» To do
Each record below should appear again exactly as written.
● ● ● ● ●
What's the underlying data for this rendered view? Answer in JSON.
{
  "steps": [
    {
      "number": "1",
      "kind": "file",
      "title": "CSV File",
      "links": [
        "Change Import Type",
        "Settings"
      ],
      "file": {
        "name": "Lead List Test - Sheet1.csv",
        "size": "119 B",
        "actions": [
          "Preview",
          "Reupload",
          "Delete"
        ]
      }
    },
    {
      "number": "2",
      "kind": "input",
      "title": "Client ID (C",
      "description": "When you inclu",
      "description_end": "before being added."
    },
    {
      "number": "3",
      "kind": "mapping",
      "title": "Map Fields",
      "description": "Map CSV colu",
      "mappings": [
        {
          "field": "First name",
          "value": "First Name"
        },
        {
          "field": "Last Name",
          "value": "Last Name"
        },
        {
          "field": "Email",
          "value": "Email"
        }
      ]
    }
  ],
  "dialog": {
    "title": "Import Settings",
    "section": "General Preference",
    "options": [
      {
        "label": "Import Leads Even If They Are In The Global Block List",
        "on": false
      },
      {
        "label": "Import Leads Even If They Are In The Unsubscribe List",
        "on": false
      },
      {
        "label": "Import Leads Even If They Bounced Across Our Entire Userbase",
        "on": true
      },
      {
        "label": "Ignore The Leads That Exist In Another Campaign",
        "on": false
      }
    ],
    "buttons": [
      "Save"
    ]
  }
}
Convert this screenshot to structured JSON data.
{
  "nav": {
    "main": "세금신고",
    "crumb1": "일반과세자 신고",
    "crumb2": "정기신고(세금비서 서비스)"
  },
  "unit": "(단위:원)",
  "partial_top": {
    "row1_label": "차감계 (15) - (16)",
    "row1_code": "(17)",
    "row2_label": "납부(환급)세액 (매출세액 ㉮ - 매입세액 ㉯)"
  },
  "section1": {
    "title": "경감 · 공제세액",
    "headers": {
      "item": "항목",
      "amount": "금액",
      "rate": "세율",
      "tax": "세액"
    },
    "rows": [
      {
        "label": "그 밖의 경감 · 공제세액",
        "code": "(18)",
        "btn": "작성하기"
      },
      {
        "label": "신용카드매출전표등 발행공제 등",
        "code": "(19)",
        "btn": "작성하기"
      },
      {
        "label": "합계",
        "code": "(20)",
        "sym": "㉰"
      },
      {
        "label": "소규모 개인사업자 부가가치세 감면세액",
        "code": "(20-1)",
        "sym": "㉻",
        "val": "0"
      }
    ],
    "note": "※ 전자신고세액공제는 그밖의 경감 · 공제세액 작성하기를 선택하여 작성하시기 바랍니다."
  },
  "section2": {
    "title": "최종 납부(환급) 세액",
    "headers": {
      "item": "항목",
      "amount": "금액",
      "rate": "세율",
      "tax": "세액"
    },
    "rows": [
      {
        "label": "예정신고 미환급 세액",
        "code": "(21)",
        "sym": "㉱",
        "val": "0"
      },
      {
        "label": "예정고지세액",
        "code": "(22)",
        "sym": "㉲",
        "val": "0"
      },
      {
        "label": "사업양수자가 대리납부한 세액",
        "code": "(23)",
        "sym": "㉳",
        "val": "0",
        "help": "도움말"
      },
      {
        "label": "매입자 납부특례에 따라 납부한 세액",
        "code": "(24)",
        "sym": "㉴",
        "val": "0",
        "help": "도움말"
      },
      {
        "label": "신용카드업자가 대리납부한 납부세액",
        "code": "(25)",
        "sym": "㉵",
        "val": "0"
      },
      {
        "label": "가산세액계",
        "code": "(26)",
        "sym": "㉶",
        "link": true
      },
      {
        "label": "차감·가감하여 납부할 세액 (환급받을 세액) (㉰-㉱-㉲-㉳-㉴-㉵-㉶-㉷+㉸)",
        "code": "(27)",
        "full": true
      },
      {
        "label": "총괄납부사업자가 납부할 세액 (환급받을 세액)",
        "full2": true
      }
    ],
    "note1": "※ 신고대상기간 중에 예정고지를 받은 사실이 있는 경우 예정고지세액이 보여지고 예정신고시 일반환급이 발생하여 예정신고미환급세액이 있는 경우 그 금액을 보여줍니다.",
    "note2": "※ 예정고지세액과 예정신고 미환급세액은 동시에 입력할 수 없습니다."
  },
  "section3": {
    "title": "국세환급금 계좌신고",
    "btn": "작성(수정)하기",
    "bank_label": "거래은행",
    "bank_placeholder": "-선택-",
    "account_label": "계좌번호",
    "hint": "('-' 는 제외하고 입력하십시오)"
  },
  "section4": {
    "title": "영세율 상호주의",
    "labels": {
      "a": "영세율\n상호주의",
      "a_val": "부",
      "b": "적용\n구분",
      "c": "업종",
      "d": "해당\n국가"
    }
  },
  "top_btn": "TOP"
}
● ● ● ● ●
» Output of the exercise
What's the underlying data for this rendered view? Answer in JSON.
{
  "steps": [
    {
      "number": "1",
      "kind": "file",
      "title": "CSV File",
      "links": [
        "Change Import Type",
        "Settings"
      ],
      "file": {
        "name": "Lead List Test - Sheet1.csv",
        "size": "119 B",
        "actions": [
          "Preview",
          "Reupload",
          "Delete"
        ]
      }
    },
    {
      "number": "2",
      "kind": "input",
      "title": "Client ID (C",
      "description": "When you inclu",
      "description_end": "before being added."
    },
    {
      "number": "3",
      "kind": "mapping",
      "title": "Map Fields",
      "description": "Map CSV colu",
      "mappings": [
        {
          "field": "First name",
          "value": "First Name"
        },
        {
          "field": "Last Name",
          "value": "Last Name"
        },
        {
          "field": "Email",
          "value": "Email"
        }
      ]
    }
  ],
  "dialog": {
    "title": "Import Settings",
    "section": "General Preference",
    "options": [
      {
        "label": "Import Leads Even If They Are In The Global Block List",
        "on": false
      },
      {
        "label": "Import Leads Even If They Are In The Unsubscribe List",
        "on": false
      },
      {
        "label": "Import Leads Even If They Bounced Across Our Entire Userbase",
        "on": true
      },
      {
        "label": "Ignore The Leads That Exist In Another Campaign",
        "on": false
      }
    ],
    "buttons": [
      "Save"
    ]
  }
}
Convert this screenshot to structured JSON data.
{
  "nav": {
    "main": "세금신고",
    "crumb1": "일반과세자 신고",
    "crumb2": "정기신고(세금비서 서비스)"
  },
  "unit": "(단위:원)",
  "partial_top": {
    "row1_label": "차감계 (15) - (16)",
    "row1_code": "(17)",
    "row2_label": "납부(환급)세액 (매출세액 ㉮ - 매입세액 ㉯)"
  },
  "section1": {
    "title": "경감 · 공제세액",
    "headers": {
      "item": "항목",
      "amount": "금액",
      "rate": "세율",
      "tax": "세액"
    },
    "rows": [
      {
        "label": "그 밖의 경감 · 공제세액",
        "code": "(18)",
        "btn": "작성하기"
      },
      {
        "label": "신용카드매출전표등 발행공제 등",
        "code": "(19)",
        "btn": "작성하기"
      },
      {
        "label": "합계",
        "code": "(20)",
        "sym": "㉰"
      },
      {
        "label": "소규모 개인사업자 부가가치세 감면세액",
        "code": "(20-1)",
        "sym": "㉻",
        "val": "0"
      }
    ],
    "note": "※ 전자신고세액공제는 그밖의 경감 · 공제세액 작성하기를 선택하여 작성하시기 바랍니다."
  },
  "section2": {
    "title": "최종 납부(환급) 세액",
    "headers": {
      "item": "항목",
      "amount": "금액",
      "rate": "세율",
      "tax": "세액"
    },
    "rows": [
      {
        "label": "예정신고 미환급 세액",
        "code": "(21)",
        "sym": "㉱",
        "val": "0"
      },
      {
        "label": "예정고지세액",
        "code": "(22)",
        "sym": "㉲",
        "val": "0"
      },
      {
        "label": "사업양수자가 대리납부한 세액",
        "code": "(23)",
        "sym": "㉳",
        "val": "0",
        "help": "도움말"
      },
      {
        "label": "매입자 납부특례에 따라 납부한 세액",
        "code": "(24)",
        "sym": "㉴",
        "val": "0",
        "help": "도움말"
      },
      {
        "label": "신용카드업자가 대리납부한 납부세액",
        "code": "(25)",
        "sym": "㉵",
        "val": "0"
      },
      {
        "label": "가산세액계",
        "code": "(26)",
        "sym": "㉶",
        "link": true
      },
      {
        "label": "차감·가감하여 납부할 세액 (환급받을 세액) (㉰-㉱-㉲-㉳-㉴-㉵-㉶-㉷+㉸)",
        "code": "(27)",
        "full": true
      },
      {
        "label": "총괄납부사업자가 납부할 세액 (환급받을 세액)",
        "full2": true
      }
    ],
    "note1": "※ 신고대상기간 중에 예정고지를 받은 사실이 있는 경우 예정고지세액이 보여지고 예정신고시 일반환급이 발생하여 예정신고미환급세액이 있는 경우 그 금액을 보여줍니다.",
    "note2": "※ 예정고지세액과 예정신고 미환급세액은 동시에 입력할 수 없습니다."
  },
  "section3": {
    "title": "국세환급금 계좌신고",
    "btn": "작성(수정)하기",
    "bank_label": "거래은행",
    "bank_placeholder": "-선택-",
    "account_label": "계좌번호",
    "hint": "('-' 는 제외하고 입력하십시오)"
  },
  "section4": {
    "title": "영세율 상호주의",
    "labels": {
      "a": "영세율\n상호주의",
      "a_val": "부",
      "b": "적용\n구분",
      "c": "업종",
      "d": "해당\n국가"
    }
  },
  "top_btn": "TOP"
}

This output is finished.